- Records provided -
>> begin

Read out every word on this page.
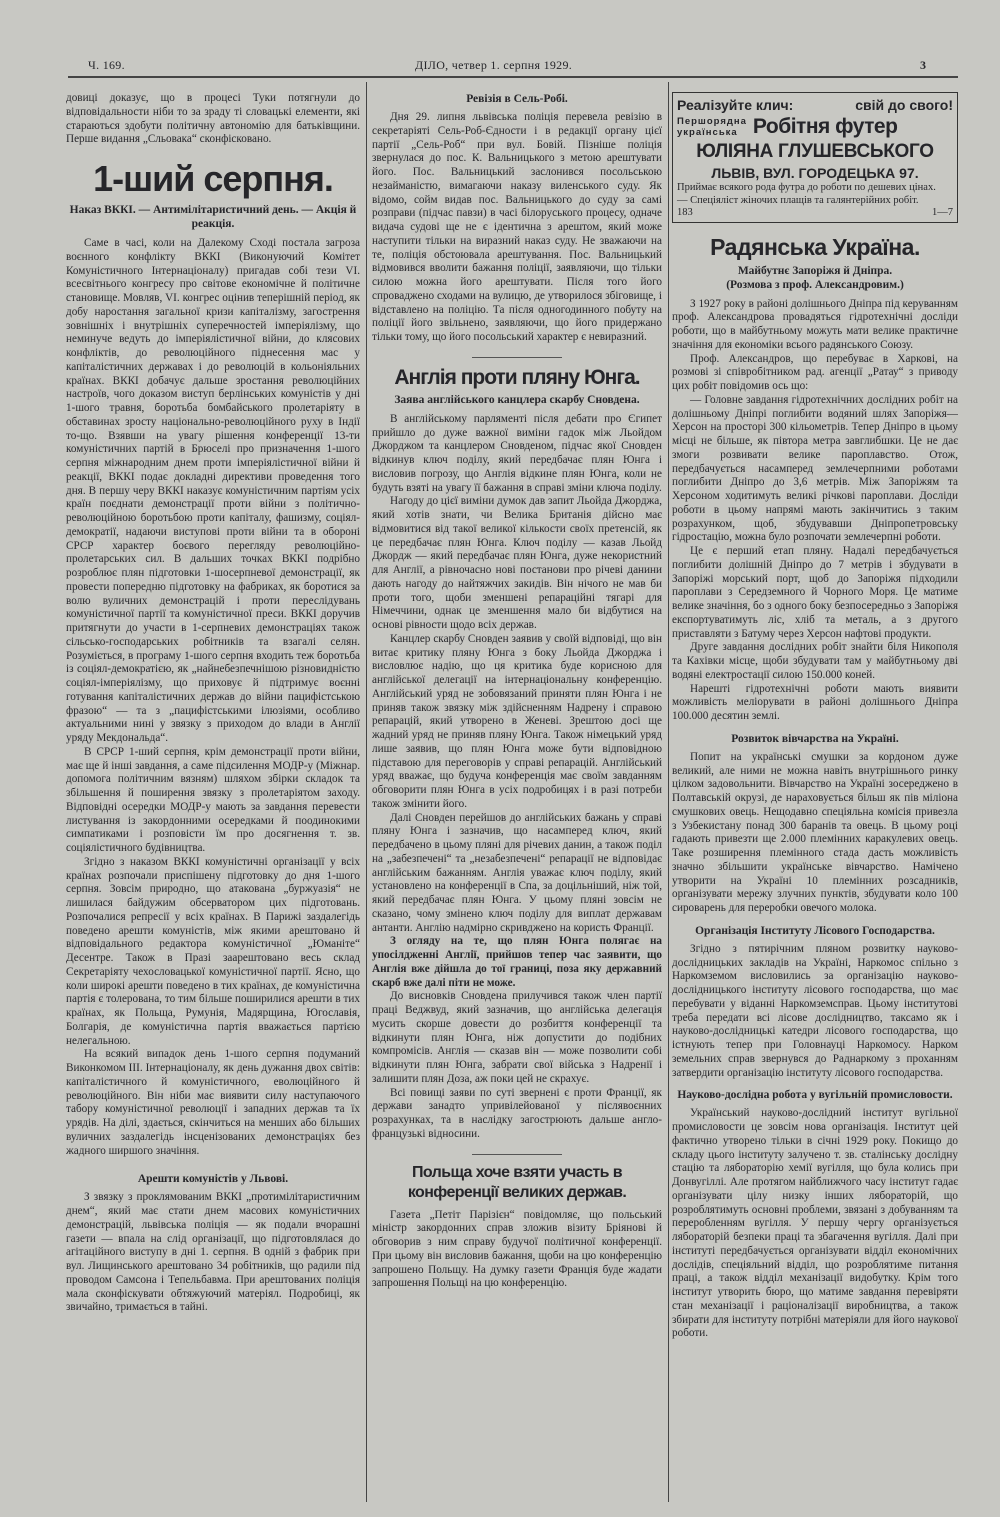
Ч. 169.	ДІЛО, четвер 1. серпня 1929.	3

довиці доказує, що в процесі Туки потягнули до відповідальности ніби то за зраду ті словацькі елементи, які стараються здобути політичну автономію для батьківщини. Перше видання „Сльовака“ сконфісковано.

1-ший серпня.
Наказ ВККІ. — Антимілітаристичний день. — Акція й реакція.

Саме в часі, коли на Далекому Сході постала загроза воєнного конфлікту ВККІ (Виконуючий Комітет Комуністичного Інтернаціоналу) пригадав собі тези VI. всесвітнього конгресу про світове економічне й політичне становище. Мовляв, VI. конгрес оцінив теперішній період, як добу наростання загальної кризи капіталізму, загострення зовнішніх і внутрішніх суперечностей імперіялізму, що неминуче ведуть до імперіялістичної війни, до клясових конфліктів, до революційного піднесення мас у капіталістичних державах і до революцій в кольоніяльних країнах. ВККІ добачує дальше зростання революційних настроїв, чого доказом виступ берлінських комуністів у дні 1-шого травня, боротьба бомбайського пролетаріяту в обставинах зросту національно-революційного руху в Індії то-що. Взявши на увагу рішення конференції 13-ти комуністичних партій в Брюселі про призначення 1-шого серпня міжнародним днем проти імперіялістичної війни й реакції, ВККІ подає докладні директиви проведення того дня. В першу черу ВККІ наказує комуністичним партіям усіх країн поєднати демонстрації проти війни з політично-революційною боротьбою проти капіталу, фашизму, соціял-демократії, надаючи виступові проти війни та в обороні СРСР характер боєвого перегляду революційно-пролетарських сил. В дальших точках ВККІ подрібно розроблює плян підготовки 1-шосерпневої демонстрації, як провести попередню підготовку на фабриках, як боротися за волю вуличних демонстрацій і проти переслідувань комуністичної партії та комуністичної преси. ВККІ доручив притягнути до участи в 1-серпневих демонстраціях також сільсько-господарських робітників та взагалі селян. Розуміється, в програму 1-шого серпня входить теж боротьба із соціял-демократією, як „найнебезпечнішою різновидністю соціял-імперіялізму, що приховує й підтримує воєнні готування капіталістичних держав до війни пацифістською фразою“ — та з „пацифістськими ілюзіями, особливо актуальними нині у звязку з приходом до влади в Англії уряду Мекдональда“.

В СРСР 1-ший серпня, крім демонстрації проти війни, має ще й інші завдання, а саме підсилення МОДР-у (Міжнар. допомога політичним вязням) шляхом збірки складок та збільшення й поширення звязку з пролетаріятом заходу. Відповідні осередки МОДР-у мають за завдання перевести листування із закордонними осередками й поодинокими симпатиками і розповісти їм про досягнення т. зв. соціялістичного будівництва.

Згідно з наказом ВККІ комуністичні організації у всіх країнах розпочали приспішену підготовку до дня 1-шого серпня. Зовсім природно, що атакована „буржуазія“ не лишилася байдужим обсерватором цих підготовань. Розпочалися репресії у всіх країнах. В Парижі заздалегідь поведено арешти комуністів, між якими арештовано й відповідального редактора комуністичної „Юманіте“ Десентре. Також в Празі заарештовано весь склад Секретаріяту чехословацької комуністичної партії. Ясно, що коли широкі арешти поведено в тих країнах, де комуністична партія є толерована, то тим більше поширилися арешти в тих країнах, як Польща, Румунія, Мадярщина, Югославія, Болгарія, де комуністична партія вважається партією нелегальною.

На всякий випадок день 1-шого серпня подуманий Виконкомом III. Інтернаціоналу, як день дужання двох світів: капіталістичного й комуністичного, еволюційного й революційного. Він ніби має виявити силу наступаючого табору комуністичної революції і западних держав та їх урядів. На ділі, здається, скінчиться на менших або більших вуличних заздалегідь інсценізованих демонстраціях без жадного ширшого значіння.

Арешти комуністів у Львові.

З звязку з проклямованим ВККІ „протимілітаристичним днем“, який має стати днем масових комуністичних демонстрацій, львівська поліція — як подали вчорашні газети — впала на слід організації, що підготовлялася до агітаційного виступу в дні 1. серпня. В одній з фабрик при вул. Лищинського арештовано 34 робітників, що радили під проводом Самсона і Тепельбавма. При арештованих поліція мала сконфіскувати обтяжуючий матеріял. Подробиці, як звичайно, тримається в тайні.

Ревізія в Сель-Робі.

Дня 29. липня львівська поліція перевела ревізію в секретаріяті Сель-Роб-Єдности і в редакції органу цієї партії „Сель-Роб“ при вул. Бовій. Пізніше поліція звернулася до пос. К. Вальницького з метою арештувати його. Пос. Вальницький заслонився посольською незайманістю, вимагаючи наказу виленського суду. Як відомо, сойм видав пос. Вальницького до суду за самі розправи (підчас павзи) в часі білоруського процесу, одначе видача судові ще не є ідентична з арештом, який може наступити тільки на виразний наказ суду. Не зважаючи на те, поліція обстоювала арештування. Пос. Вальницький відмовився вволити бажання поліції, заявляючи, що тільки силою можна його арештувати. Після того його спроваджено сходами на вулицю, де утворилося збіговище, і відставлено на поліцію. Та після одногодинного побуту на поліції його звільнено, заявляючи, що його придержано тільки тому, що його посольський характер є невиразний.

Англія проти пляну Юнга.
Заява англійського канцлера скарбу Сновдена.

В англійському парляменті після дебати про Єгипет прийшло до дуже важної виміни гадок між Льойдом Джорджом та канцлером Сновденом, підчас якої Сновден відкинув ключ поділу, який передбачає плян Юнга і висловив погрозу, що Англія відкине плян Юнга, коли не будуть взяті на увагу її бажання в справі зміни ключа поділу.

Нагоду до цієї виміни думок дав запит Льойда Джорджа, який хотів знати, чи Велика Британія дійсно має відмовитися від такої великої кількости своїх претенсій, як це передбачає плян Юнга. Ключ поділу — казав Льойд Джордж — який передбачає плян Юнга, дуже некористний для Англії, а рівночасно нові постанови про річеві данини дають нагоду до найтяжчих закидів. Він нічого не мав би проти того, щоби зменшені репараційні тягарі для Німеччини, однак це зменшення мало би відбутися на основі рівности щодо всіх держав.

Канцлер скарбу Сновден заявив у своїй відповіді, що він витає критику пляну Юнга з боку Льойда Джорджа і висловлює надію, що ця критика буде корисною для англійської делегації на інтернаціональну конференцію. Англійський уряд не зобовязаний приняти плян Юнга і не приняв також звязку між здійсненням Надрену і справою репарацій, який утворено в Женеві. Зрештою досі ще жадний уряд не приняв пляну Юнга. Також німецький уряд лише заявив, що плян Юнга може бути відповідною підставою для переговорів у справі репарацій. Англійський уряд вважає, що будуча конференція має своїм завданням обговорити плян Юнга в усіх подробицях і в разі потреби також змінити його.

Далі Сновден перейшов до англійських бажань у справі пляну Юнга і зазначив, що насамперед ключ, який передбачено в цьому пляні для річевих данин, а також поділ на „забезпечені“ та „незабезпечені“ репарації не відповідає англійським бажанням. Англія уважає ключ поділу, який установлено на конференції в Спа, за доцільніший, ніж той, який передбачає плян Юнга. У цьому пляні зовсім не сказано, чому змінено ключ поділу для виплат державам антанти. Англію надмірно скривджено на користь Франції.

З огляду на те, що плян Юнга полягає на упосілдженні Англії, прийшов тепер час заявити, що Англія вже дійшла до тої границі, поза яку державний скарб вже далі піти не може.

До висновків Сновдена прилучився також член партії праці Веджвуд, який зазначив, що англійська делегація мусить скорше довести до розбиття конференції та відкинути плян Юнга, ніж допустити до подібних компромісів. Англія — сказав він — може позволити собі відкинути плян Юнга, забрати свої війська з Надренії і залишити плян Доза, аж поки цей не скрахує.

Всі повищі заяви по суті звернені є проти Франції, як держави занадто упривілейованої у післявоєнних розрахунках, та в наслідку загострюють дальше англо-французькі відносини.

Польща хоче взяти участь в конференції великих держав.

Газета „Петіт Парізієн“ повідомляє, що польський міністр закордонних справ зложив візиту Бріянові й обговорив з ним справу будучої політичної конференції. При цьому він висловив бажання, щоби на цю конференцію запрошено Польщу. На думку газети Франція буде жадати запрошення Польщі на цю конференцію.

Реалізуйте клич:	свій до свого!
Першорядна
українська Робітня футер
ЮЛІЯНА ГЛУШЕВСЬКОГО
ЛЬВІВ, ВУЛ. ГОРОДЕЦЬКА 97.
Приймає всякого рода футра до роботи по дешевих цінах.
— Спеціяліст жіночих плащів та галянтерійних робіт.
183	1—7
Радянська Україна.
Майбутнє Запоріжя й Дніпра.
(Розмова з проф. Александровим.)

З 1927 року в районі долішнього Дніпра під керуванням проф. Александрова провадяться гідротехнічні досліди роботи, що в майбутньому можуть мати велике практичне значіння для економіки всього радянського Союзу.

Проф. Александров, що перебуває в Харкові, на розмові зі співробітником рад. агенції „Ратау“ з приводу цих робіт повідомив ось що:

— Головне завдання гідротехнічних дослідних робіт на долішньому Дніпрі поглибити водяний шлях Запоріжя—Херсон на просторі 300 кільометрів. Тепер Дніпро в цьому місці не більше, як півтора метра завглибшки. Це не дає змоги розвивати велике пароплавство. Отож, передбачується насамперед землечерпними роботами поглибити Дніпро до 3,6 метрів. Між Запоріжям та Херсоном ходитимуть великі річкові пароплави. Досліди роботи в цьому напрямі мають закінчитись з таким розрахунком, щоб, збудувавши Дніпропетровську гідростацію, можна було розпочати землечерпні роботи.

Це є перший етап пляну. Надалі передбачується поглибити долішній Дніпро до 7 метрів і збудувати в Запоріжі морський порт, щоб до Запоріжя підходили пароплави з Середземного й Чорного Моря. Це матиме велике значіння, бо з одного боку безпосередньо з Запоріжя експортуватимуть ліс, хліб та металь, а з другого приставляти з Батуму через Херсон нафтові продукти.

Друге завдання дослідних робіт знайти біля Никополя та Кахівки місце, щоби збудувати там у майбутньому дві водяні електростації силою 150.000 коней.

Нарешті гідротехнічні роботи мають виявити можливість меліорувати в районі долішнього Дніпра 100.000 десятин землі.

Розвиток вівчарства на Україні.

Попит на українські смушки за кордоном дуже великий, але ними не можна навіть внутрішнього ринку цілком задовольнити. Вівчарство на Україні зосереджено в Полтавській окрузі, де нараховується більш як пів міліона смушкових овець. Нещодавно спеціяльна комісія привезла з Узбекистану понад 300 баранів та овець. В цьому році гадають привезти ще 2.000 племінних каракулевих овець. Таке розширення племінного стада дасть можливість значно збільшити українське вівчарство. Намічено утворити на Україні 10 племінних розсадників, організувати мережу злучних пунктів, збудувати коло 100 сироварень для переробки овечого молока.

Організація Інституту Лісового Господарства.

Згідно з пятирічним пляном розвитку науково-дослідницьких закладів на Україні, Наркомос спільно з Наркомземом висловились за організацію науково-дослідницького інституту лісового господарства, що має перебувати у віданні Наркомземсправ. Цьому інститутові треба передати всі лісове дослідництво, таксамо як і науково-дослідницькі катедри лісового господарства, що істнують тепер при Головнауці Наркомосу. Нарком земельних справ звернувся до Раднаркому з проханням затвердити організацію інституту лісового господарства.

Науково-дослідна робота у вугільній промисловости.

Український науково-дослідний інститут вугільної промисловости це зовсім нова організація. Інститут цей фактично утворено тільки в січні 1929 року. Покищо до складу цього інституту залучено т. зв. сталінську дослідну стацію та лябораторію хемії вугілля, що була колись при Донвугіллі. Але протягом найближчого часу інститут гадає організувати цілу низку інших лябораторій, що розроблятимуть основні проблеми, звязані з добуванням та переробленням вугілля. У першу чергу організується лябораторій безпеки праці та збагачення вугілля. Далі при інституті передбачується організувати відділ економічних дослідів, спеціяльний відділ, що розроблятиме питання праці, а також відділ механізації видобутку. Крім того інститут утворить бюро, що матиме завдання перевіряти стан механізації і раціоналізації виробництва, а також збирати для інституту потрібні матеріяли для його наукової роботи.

>> end

- Your instructions -
Tell how many lines of the records above hold the string "Дніпра". Give no other text.

- Solution to the problem -
3